Prompt:
Reproduce all of the material below word for word, leaving the pictures out of your answer.

Given records:
━━━━━━━━

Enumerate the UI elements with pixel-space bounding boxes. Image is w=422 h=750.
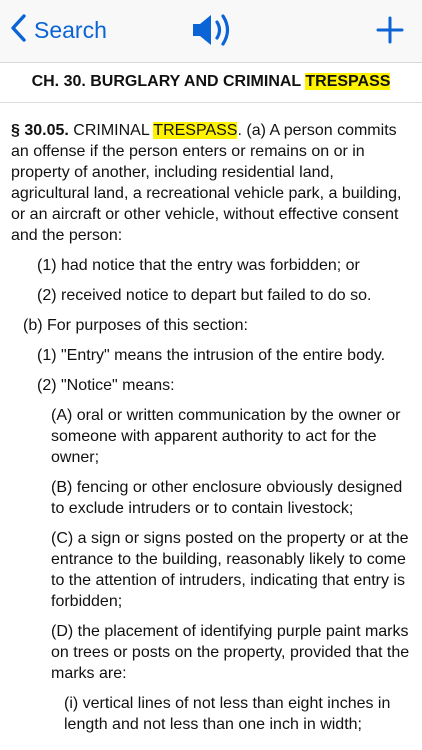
paragraph: (b) For purposes of this section: xyxy=(23,317,248,334)
back-button[interactable] xyxy=(8,12,107,48)
paragraph: (2) "Notice" means: xyxy=(37,377,175,394)
paragraph: (D) the placement of identifying purple paint marks on trees or posts on the property, provided that the marks are: xyxy=(51,623,410,682)
paragraph: (C) a sign or signs posted on the property or at the entrance to the building, reasonably likely to come to the attention of intruders, indicating that entry is forbidden; xyxy=(51,530,409,610)
paragraph: (A) oral or written communication by the owner or someone with apparent authority to act for the owner; xyxy=(51,407,401,466)
paragraph: (B) fencing or other enclosure obviously designed to exclude intruders or to contain livestock; xyxy=(51,479,403,517)
paragraph: (2) received notice to depart but failed to do so. xyxy=(37,287,372,304)
chapter-heading xyxy=(0,62,422,103)
statute-text xyxy=(0,120,422,744)
search-highlight: TRESPASS xyxy=(305,73,391,90)
speaker-button[interactable] xyxy=(190,10,234,50)
section-text: . (a) A person commits an offense if the person enters or remains on or in property of another, including residential land, agricultural land, a recreational vehicle park, a building, or an aircraft or other vehicle, without effective consent and the person: xyxy=(11,122,402,244)
section-number: § 30.05. xyxy=(11,122,69,139)
speaker-icon xyxy=(190,37,234,54)
plus-icon xyxy=(372,35,408,52)
navigation-bar xyxy=(0,0,422,63)
back-button-label: Search xyxy=(34,16,107,43)
chevron-left-icon xyxy=(8,13,28,48)
paragraph: (1) "Entry" means the intrusion of the entire body. xyxy=(37,347,386,364)
add-button[interactable] xyxy=(372,12,408,48)
search-highlight: TRESPASS xyxy=(153,122,238,139)
paragraph: (1) had notice that the entry was forbidden; or xyxy=(37,257,360,274)
chapter-title: CH. 30. BURGLARY AND CRIMINAL xyxy=(31,73,306,90)
section-title: CRIMINAL xyxy=(68,122,154,139)
section-intro xyxy=(0,120,422,246)
paragraph: (i) vertical lines of not less than eight inches in length and not less than one inch in width; xyxy=(64,695,391,733)
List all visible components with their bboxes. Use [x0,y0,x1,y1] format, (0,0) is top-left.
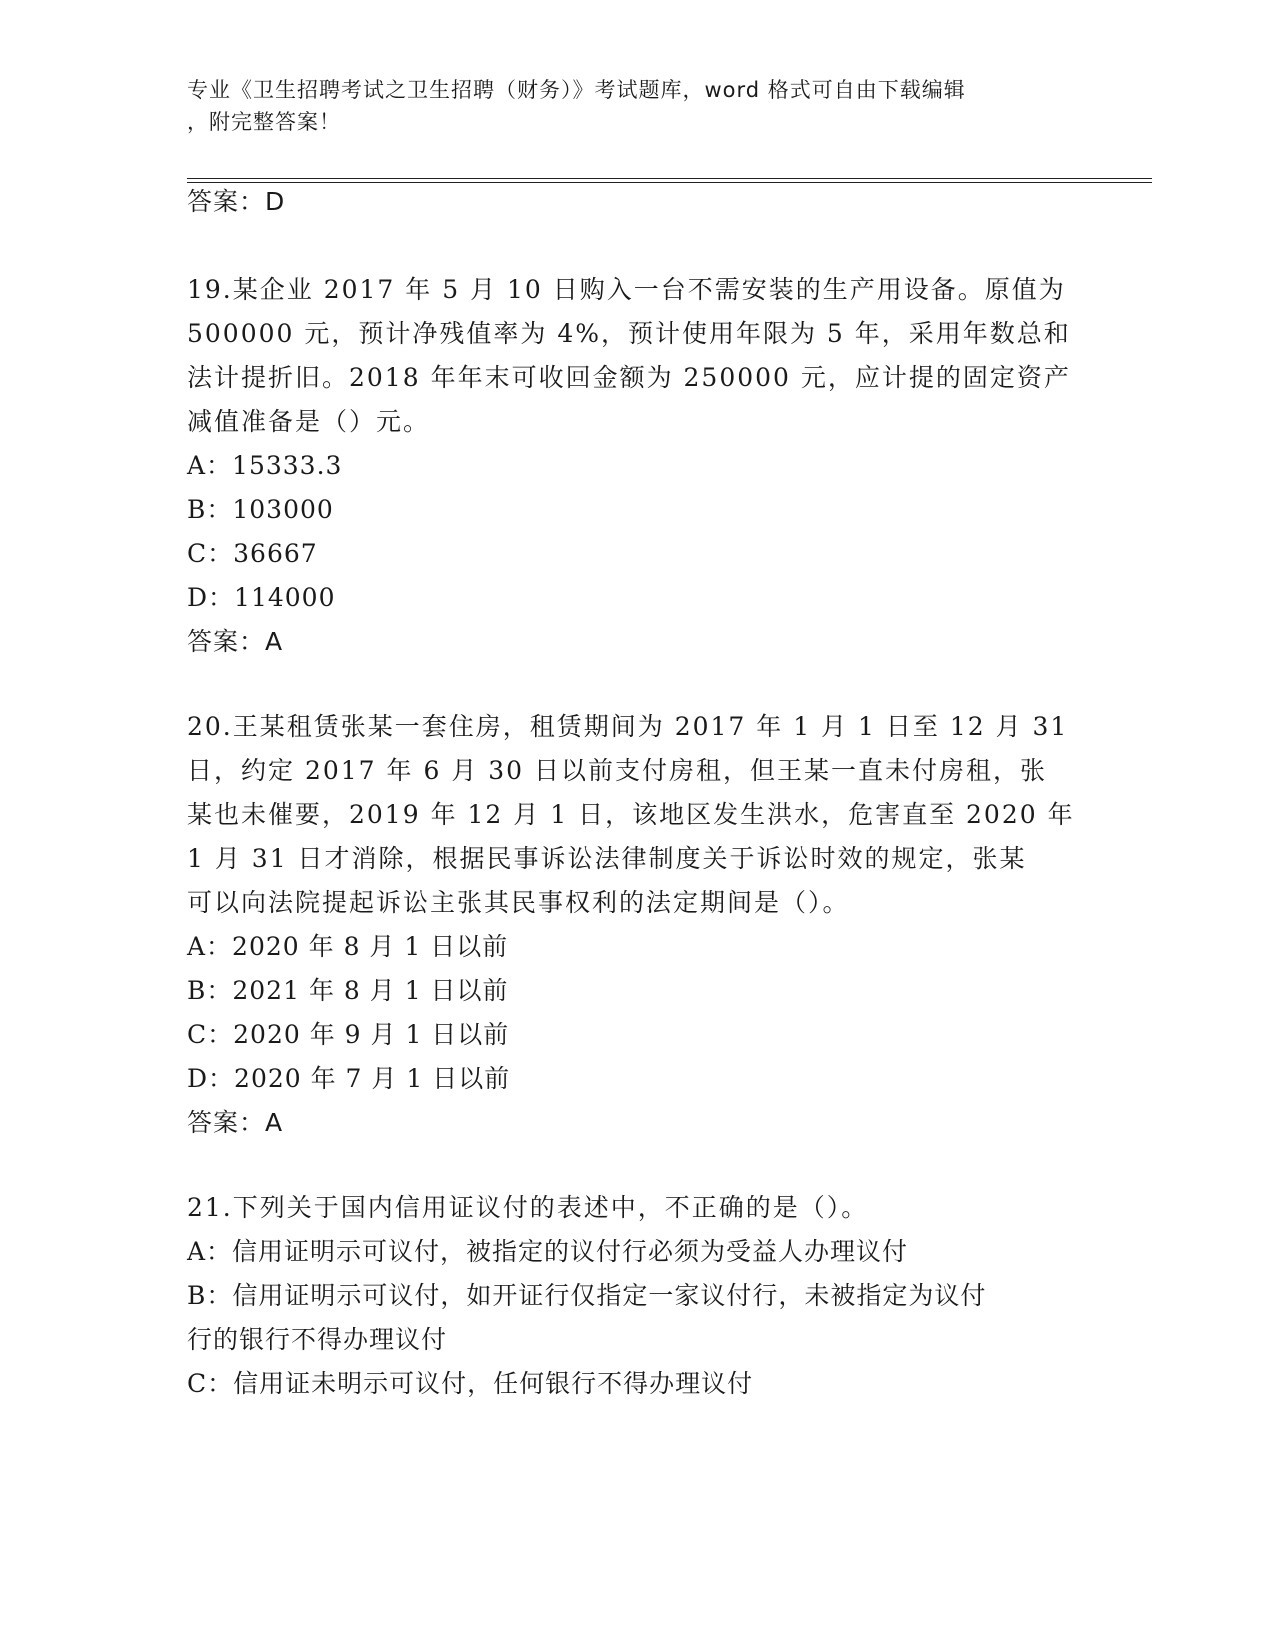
option-a: A：信用证明示可议付，被指定的议付行必须为受益人办理议付 [187,1237,909,1266]
option-c: C：36667 [187,539,318,568]
option-d: D：114000 [187,583,336,612]
header-divider [187,182,1152,183]
option-c: C：信用证未明示可议付，任何银行不得办理议付 [187,1369,754,1398]
header-divider [187,178,1152,179]
option-c: C：2020 年 9 月 1 日以前 [187,1020,510,1049]
option-b: B：信用证明示可议付，如开证行仅指定一家议付行，未被指定为议付 [187,1281,987,1310]
answer-line: 答案：A [187,627,284,656]
header-line: ，附完整答案！ [187,110,341,134]
option-b: B：2021 年 8 月 1 日以前 [187,976,509,1005]
option-d: D：2020 年 7 月 1 日以前 [187,1064,511,1093]
question-stem-line: 20.王某租赁张某一套住房，租赁期间为 2017 年 1 月 1 日至 12 月 31 [187,712,1069,741]
question-stem-line: 可以向法院提起诉讼主张其民事权利的法定期间是（）。 [187,888,850,917]
question-stem-line: 法计提折旧。2018 年年末可收回金额为 250000 元，应计提的固定资产 [187,363,1071,392]
document-header [187,74,1077,138]
question-stem-line: 1 月 31 日才消除，根据民事诉讼法律制度关于诉讼时效的规定，张某 [187,844,1027,873]
answer-line: 答案：D [187,187,286,216]
answer-line: 答案：A [187,1108,284,1137]
header-line: 专业《卫生招聘考试之卫生招聘（财务）》考试题库，word 格式可自由下载编辑 [187,78,966,102]
question-stem-line: 某也未催要，2019 年 12 月 1 日，该地区发生洪水，危害直至 2020 年 [187,800,1075,829]
question-stem-line: 21.下列关于国内信用证议付的表述中，不正确的是（）。 [187,1193,869,1222]
option-b-continued: 行的银行不得办理议付 [187,1325,448,1354]
question-stem-line: 19.某企业 2017 年 5 月 10 日购入一台不需安装的生产用设备。原值为 [187,275,1066,304]
option-a: A：2020 年 8 月 1 日以前 [187,932,509,961]
question-stem-line: 减值准备是（）元。 [187,407,431,436]
option-b: B：103000 [187,495,334,524]
option-a: A：15333.3 [187,451,343,480]
question-stem-line: 500000 元，预计净残值率为 4%，预计使用年限为 5 年，采用年数总和 [187,319,1071,348]
question-stem-line: 日，约定 2017 年 6 月 30 日以前支付房租，但王某一直未付房租，张 [187,756,1048,785]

━━━━━━━━

Output for this exercise:
Enumerate the UI elements with pixel-space bounding boxes. Image is w=422 h=750.
paragraph: (b) For purposes of this section: xyxy=(23,317,248,334)
back-button[interactable] xyxy=(8,12,107,48)
paragraph: (2) "Notice" means: xyxy=(37,377,175,394)
paragraph: (D) the placement of identifying purple paint marks on trees or posts on the property, provided that the marks are: xyxy=(51,623,410,682)
paragraph: (C) a sign or signs posted on the property or at the entrance to the building, reasonably likely to come to the attention of intruders, indicating that entry is forbidden; xyxy=(51,530,409,610)
paragraph: (A) oral or written communication by the owner or someone with apparent authority to act for the owner; xyxy=(51,407,401,466)
paragraph: (B) fencing or other enclosure obviously designed to exclude intruders or to contain livestock; xyxy=(51,479,403,517)
paragraph: (2) received notice to depart but failed to do so. xyxy=(37,287,372,304)
chapter-heading xyxy=(0,62,422,103)
statute-text xyxy=(0,120,422,744)
search-highlight: TRESPASS xyxy=(305,73,391,90)
speaker-button[interactable] xyxy=(190,10,234,50)
section-text: . (a) A person commits an offense if the person enters or remains on or in property of another, including residential land, agricultural land, a recreational vehicle park, a building, or an aircraft or other vehicle, without effective consent and the person: xyxy=(11,122,402,244)
section-number: § 30.05. xyxy=(11,122,69,139)
speaker-icon xyxy=(190,37,234,54)
plus-icon xyxy=(372,35,408,52)
navigation-bar xyxy=(0,0,422,63)
back-button-label: Search xyxy=(34,16,107,43)
chevron-left-icon xyxy=(8,13,28,48)
paragraph: (1) "Entry" means the intrusion of the entire body. xyxy=(37,347,386,364)
add-button[interactable] xyxy=(372,12,408,48)
search-highlight: TRESPASS xyxy=(153,122,238,139)
paragraph: (1) had notice that the entry was forbidden; or xyxy=(37,257,360,274)
chapter-title: CH. 30. BURGLARY AND CRIMINAL xyxy=(31,73,306,90)
section-title: CRIMINAL xyxy=(68,122,154,139)
section-intro xyxy=(0,120,422,246)
paragraph: (i) vertical lines of not less than eight inches in length and not less than one inch in width; xyxy=(64,695,391,733)
List all visible components with their bboxes. Use [x0,y0,x1,y1] format, (0,0) is top-left.
option-a: A：信用证明示可议付，被指定的议付行必须为受益人办理议付 [187,1237,909,1266]
option-c: C：36667 [187,539,318,568]
option-d: D：114000 [187,583,336,612]
header-divider [187,182,1152,183]
option-c: C：信用证未明示可议付，任何银行不得办理议付 [187,1369,754,1398]
header-divider [187,178,1152,179]
option-c: C：2020 年 9 月 1 日以前 [187,1020,510,1049]
option-b: B：信用证明示可议付，如开证行仅指定一家议付行，未被指定为议付 [187,1281,987,1310]
answer-line: 答案：A [187,627,284,656]
header-line: ，附完整答案！ [187,110,341,134]
option-b: B：2021 年 8 月 1 日以前 [187,976,509,1005]
option-d: D：2020 年 7 月 1 日以前 [187,1064,511,1093]
question-stem-line: 20.王某租赁张某一套住房，租赁期间为 2017 年 1 月 1 日至 12 月 31 [187,712,1069,741]
question-stem-line: 可以向法院提起诉讼主张其民事权利的法定期间是（）。 [187,888,850,917]
question-stem-line: 法计提折旧。2018 年年末可收回金额为 250000 元，应计提的固定资产 [187,363,1071,392]
document-header [187,74,1077,138]
question-stem-line: 1 月 31 日才消除，根据民事诉讼法律制度关于诉讼时效的规定，张某 [187,844,1027,873]
answer-line: 答案：D [187,187,286,216]
answer-line: 答案：A [187,1108,284,1137]
header-line: 专业《卫生招聘考试之卫生招聘（财务）》考试题库，word 格式可自由下载编辑 [187,78,966,102]
question-stem-line: 某也未催要，2019 年 12 月 1 日，该地区发生洪水，危害直至 2020 年 [187,800,1075,829]
question-stem-line: 21.下列关于国内信用证议付的表述中，不正确的是（）。 [187,1193,869,1222]
option-b-continued: 行的银行不得办理议付 [187,1325,448,1354]
question-stem-line: 19.某企业 2017 年 5 月 10 日购入一台不需安装的生产用设备。原值为 [187,275,1066,304]
option-a: A：2020 年 8 月 1 日以前 [187,932,509,961]
question-stem-line: 减值准备是（）元。 [187,407,431,436]
option-b: B：103000 [187,495,334,524]
option-a: A：15333.3 [187,451,343,480]
question-stem-line: 500000 元，预计净残值率为 4%，预计使用年限为 5 年，采用年数总和 [187,319,1071,348]
question-stem-line: 日，约定 2017 年 6 月 30 日以前支付房租，但王某一直未付房租，张 [187,756,1048,785]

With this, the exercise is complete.